INSTRUCTIONS FOR THE TASK
Give the data below again, word for word.

◆ ◆ ◆ ◆

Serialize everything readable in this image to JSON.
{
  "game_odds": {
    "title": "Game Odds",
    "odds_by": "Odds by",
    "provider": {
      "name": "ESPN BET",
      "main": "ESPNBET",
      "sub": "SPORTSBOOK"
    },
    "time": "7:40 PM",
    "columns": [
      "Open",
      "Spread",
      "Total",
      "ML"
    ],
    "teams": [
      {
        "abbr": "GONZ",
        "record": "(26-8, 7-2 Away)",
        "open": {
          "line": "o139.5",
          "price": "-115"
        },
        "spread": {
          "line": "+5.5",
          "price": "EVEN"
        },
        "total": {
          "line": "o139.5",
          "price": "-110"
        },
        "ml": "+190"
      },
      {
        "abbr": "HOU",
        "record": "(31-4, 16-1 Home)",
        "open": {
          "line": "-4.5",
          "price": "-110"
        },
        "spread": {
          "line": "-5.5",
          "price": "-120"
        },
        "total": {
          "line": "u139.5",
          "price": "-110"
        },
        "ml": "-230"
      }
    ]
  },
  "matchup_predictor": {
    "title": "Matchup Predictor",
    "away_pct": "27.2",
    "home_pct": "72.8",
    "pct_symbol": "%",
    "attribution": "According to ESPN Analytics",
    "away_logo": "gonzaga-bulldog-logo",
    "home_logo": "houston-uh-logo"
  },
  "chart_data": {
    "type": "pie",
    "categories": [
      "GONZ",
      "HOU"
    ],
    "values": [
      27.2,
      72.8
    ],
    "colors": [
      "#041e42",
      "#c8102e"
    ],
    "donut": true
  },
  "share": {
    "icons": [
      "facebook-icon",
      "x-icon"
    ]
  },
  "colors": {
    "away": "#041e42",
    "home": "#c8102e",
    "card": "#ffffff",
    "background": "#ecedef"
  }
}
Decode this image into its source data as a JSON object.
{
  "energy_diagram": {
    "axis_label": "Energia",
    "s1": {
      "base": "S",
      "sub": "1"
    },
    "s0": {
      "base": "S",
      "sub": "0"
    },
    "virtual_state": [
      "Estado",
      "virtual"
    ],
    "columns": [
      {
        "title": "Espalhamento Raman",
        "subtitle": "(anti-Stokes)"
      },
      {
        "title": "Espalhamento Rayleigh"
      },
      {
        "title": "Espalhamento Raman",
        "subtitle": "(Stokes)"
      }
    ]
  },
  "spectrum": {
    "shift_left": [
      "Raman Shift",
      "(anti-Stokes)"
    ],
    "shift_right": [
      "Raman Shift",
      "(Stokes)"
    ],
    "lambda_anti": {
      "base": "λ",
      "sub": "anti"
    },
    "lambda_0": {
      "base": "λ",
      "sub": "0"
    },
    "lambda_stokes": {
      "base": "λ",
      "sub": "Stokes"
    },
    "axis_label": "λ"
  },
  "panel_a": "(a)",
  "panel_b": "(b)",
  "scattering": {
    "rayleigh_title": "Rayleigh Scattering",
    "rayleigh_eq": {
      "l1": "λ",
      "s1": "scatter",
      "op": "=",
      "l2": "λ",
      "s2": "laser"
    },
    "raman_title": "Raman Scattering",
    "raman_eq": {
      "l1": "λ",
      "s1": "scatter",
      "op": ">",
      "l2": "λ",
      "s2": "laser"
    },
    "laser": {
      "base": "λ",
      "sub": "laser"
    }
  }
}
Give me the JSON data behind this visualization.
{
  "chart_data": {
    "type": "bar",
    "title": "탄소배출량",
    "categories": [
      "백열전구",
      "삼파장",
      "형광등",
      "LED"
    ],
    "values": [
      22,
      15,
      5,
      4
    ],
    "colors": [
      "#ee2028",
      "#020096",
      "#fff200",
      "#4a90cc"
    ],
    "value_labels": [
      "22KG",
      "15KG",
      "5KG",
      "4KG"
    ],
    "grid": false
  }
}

◆ ◆ ◆ ◆

COMPLETE ANSWER
Serialize everything readable in this image to JSON.
{
  "game_odds": {
    "title": "Game Odds",
    "odds_by": "Odds by",
    "provider": {
      "name": "ESPN BET",
      "main": "ESPNBET",
      "sub": "SPORTSBOOK"
    },
    "time": "7:40 PM",
    "columns": [
      "Open",
      "Spread",
      "Total",
      "ML"
    ],
    "teams": [
      {
        "abbr": "GONZ",
        "record": "(26-8, 7-2 Away)",
        "open": {
          "line": "o139.5",
          "price": "-115"
        },
        "spread": {
          "line": "+5.5",
          "price": "EVEN"
        },
        "total": {
          "line": "o139.5",
          "price": "-110"
        },
        "ml": "+190"
      },
      {
        "abbr": "HOU",
        "record": "(31-4, 16-1 Home)",
        "open": {
          "line": "-4.5",
          "price": "-110"
        },
        "spread": {
          "line": "-5.5",
          "price": "-120"
        },
        "total": {
          "line": "u139.5",
          "price": "-110"
        },
        "ml": "-230"
      }
    ]
  },
  "matchup_predictor": {
    "title": "Matchup Predictor",
    "away_pct": "27.2",
    "home_pct": "72.8",
    "pct_symbol": "%",
    "attribution": "According to ESPN Analytics",
    "away_logo": "gonzaga-bulldog-logo",
    "home_logo": "houston-uh-logo"
  },
  "chart_data": {
    "type": "pie",
    "categories": [
      "GONZ",
      "HOU"
    ],
    "values": [
      27.2,
      72.8
    ],
    "colors": [
      "#041e42",
      "#c8102e"
    ],
    "donut": true
  },
  "share": {
    "icons": [
      "facebook-icon",
      "x-icon"
    ]
  },
  "colors": {
    "away": "#041e42",
    "home": "#c8102e",
    "card": "#ffffff",
    "background": "#ecedef"
  }
}
Decode this image into its source data as a JSON object.
{
  "energy_diagram": {
    "axis_label": "Energia",
    "s1": {
      "base": "S",
      "sub": "1"
    },
    "s0": {
      "base": "S",
      "sub": "0"
    },
    "virtual_state": [
      "Estado",
      "virtual"
    ],
    "columns": [
      {
        "title": "Espalhamento Raman",
        "subtitle": "(anti-Stokes)"
      },
      {
        "title": "Espalhamento Rayleigh"
      },
      {
        "title": "Espalhamento Raman",
        "subtitle": "(Stokes)"
      }
    ]
  },
  "spectrum": {
    "shift_left": [
      "Raman Shift",
      "(anti-Stokes)"
    ],
    "shift_right": [
      "Raman Shift",
      "(Stokes)"
    ],
    "lambda_anti": {
      "base": "λ",
      "sub": "anti"
    },
    "lambda_0": {
      "base": "λ",
      "sub": "0"
    },
    "lambda_stokes": {
      "base": "λ",
      "sub": "Stokes"
    },
    "axis_label": "λ"
  },
  "panel_a": "(a)",
  "panel_b": "(b)",
  "scattering": {
    "rayleigh_title": "Rayleigh Scattering",
    "rayleigh_eq": {
      "l1": "λ",
      "s1": "scatter",
      "op": "=",
      "l2": "λ",
      "s2": "laser"
    },
    "raman_title": "Raman Scattering",
    "raman_eq": {
      "l1": "λ",
      "s1": "scatter",
      "op": ">",
      "l2": "λ",
      "s2": "laser"
    },
    "laser": {
      "base": "λ",
      "sub": "laser"
    }
  }
}
Give me the JSON data behind this visualization.
{
  "chart_data": {
    "type": "bar",
    "title": "탄소배출량",
    "categories": [
      "백열전구",
      "삼파장",
      "형광등",
      "LED"
    ],
    "values": [
      22,
      15,
      5,
      4
    ],
    "colors": [
      "#ee2028",
      "#020096",
      "#fff200",
      "#4a90cc"
    ],
    "value_labels": [
      "22KG",
      "15KG",
      "5KG",
      "4KG"
    ],
    "grid": false
  }
}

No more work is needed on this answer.